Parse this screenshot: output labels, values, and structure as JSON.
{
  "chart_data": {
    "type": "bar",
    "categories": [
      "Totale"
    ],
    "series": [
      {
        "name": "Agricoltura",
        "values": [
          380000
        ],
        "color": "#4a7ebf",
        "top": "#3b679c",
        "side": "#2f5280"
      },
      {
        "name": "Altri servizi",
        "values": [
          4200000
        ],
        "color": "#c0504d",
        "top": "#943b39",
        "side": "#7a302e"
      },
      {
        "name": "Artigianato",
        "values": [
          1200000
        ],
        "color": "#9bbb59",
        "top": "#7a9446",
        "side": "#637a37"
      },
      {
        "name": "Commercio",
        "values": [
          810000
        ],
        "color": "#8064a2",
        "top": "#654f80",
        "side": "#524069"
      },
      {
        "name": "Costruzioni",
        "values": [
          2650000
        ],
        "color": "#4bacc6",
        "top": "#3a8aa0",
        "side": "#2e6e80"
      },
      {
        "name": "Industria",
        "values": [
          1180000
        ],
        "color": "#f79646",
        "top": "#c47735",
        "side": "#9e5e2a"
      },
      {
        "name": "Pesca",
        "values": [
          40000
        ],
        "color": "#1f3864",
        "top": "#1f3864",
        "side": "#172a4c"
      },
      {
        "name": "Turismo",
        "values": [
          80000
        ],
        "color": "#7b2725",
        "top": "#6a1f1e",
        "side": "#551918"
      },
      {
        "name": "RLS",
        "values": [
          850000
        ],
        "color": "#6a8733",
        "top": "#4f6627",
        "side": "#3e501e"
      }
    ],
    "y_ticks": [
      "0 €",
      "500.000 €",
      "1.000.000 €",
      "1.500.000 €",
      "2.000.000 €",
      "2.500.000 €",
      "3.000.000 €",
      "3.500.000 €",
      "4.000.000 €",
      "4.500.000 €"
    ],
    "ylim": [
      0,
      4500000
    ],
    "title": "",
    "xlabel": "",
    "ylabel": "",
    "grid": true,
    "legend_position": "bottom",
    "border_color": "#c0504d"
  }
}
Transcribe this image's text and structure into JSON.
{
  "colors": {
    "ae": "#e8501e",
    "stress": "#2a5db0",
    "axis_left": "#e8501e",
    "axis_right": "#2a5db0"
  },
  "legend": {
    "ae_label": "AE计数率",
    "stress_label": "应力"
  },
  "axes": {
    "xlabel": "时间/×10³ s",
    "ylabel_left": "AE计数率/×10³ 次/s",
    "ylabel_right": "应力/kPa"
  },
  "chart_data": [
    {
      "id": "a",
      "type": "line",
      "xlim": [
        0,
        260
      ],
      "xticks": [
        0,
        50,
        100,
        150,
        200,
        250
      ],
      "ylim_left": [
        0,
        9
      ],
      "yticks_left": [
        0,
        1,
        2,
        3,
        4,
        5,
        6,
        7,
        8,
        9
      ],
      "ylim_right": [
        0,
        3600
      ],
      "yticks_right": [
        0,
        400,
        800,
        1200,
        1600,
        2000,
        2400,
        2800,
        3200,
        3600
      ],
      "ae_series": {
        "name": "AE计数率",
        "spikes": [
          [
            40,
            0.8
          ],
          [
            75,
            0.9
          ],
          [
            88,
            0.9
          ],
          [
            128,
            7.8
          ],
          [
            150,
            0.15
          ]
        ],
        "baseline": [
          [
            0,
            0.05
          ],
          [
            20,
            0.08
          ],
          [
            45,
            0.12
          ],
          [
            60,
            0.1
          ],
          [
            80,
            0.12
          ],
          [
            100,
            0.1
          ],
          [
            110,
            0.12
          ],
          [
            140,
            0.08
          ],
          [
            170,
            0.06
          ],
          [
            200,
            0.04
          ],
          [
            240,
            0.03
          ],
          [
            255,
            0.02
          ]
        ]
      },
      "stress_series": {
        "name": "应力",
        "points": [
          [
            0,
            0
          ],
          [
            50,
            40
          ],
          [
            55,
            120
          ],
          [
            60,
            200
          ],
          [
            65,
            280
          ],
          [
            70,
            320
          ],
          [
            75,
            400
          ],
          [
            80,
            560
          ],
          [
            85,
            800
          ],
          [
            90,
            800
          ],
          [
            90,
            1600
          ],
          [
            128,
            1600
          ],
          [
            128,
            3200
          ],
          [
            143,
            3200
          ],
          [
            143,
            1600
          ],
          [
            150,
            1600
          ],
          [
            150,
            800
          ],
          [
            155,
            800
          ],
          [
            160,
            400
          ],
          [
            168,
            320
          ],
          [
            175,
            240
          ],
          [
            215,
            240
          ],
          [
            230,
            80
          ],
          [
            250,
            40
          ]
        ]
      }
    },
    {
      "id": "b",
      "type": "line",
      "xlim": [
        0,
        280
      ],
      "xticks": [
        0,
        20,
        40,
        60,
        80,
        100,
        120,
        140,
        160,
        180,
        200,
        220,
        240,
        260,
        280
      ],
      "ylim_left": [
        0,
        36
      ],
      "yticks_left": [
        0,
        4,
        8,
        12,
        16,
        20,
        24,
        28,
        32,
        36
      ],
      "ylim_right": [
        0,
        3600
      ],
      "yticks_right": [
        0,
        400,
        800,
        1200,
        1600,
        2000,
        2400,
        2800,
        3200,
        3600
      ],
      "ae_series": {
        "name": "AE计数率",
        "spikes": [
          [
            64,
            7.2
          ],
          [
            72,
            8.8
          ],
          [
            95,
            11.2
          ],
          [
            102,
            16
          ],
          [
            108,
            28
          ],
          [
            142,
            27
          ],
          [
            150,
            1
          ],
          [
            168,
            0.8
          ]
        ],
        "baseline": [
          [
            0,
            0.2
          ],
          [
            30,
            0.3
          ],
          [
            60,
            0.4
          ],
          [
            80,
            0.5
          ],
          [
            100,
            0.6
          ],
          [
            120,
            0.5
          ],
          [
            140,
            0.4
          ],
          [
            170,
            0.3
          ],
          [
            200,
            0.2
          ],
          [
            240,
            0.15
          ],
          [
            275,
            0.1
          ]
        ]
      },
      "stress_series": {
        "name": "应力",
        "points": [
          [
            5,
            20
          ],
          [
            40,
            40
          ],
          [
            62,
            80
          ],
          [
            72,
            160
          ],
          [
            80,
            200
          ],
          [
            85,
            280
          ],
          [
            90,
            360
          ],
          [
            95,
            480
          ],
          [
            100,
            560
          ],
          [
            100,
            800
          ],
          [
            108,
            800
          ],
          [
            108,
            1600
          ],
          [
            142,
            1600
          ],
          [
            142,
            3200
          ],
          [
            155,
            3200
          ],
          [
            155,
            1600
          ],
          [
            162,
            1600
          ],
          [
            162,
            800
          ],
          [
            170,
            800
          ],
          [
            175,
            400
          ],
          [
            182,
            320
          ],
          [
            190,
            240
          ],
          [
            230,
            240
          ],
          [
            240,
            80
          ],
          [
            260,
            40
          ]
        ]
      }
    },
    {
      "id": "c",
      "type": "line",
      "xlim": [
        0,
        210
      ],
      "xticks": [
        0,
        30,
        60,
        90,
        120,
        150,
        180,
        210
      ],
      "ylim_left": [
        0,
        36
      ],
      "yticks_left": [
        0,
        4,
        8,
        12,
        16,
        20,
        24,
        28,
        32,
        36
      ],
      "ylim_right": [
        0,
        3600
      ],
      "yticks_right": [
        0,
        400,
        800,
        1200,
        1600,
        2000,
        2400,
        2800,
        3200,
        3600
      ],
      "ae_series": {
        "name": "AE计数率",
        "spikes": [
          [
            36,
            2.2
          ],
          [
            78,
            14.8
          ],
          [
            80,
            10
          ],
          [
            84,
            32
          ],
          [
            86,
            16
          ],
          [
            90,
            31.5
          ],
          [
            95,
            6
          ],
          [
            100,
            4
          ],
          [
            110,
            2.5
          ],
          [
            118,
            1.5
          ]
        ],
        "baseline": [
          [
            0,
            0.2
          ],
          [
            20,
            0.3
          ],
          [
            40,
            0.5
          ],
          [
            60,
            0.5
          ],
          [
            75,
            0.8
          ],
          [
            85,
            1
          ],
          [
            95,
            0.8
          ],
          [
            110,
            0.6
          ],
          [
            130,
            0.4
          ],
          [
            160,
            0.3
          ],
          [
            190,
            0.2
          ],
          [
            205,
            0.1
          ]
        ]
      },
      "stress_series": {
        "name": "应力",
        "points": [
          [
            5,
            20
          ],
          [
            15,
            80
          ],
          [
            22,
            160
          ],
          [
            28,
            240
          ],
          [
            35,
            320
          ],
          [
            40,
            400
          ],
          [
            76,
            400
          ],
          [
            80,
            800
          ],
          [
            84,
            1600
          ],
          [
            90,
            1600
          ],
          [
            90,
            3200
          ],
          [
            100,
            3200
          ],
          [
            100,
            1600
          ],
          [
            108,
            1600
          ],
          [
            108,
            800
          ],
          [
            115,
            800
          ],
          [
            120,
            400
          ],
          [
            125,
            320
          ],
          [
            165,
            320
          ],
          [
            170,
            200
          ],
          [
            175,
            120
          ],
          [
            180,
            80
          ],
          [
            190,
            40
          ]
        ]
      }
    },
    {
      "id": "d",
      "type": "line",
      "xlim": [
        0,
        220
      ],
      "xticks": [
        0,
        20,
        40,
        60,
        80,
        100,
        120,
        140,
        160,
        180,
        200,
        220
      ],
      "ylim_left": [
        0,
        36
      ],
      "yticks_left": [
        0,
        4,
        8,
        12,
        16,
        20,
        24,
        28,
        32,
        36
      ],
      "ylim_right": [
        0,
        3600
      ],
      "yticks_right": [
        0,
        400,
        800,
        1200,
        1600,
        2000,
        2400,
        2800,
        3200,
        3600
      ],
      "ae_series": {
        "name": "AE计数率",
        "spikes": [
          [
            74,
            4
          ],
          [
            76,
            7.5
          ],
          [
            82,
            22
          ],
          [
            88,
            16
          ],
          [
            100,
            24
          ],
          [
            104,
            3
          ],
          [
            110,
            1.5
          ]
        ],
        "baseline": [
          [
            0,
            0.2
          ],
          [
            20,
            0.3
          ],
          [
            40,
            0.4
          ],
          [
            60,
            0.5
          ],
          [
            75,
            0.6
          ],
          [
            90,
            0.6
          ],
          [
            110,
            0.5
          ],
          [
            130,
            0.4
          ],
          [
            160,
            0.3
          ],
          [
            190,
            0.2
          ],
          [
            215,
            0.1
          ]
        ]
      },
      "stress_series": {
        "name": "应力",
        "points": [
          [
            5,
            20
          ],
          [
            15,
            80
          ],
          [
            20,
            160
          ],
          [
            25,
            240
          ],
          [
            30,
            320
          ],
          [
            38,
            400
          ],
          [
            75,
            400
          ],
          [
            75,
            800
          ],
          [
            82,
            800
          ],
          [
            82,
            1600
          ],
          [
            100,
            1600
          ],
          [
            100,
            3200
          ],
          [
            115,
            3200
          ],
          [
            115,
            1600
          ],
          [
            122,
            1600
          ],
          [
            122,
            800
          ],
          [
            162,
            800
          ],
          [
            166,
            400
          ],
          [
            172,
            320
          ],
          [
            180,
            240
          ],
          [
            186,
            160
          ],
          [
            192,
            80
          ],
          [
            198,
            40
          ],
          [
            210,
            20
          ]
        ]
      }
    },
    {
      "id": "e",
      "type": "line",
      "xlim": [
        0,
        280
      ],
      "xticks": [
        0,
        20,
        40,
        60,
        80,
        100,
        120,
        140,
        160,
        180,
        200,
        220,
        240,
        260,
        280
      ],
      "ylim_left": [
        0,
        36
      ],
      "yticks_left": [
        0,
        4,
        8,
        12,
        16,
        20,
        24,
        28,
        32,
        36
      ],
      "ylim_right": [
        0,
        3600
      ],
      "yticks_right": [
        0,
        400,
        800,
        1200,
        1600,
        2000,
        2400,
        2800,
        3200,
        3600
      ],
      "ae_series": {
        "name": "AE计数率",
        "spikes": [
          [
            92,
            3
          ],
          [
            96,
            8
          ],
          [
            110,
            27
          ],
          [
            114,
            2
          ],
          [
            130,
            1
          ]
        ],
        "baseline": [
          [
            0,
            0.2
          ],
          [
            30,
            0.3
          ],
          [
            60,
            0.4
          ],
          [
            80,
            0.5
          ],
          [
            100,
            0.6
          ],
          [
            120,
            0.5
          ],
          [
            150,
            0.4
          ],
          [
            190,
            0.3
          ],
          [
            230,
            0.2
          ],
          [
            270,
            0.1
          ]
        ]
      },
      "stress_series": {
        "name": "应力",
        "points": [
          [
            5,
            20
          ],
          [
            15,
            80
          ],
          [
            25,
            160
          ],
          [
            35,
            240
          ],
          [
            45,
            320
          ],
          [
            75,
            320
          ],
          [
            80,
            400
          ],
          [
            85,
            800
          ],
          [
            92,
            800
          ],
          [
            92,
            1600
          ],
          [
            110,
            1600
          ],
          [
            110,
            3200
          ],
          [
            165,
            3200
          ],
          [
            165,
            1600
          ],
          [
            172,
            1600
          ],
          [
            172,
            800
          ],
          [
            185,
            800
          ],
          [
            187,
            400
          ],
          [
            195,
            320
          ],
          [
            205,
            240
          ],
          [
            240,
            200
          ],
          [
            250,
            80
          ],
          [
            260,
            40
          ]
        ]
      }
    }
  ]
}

(Set problem)
List every line above that contains the word "structure".

(Result for this exercise)
Parse this screenshot: output labels, values, and structure as JSON.
Transcribe this image's text and structure into JSON.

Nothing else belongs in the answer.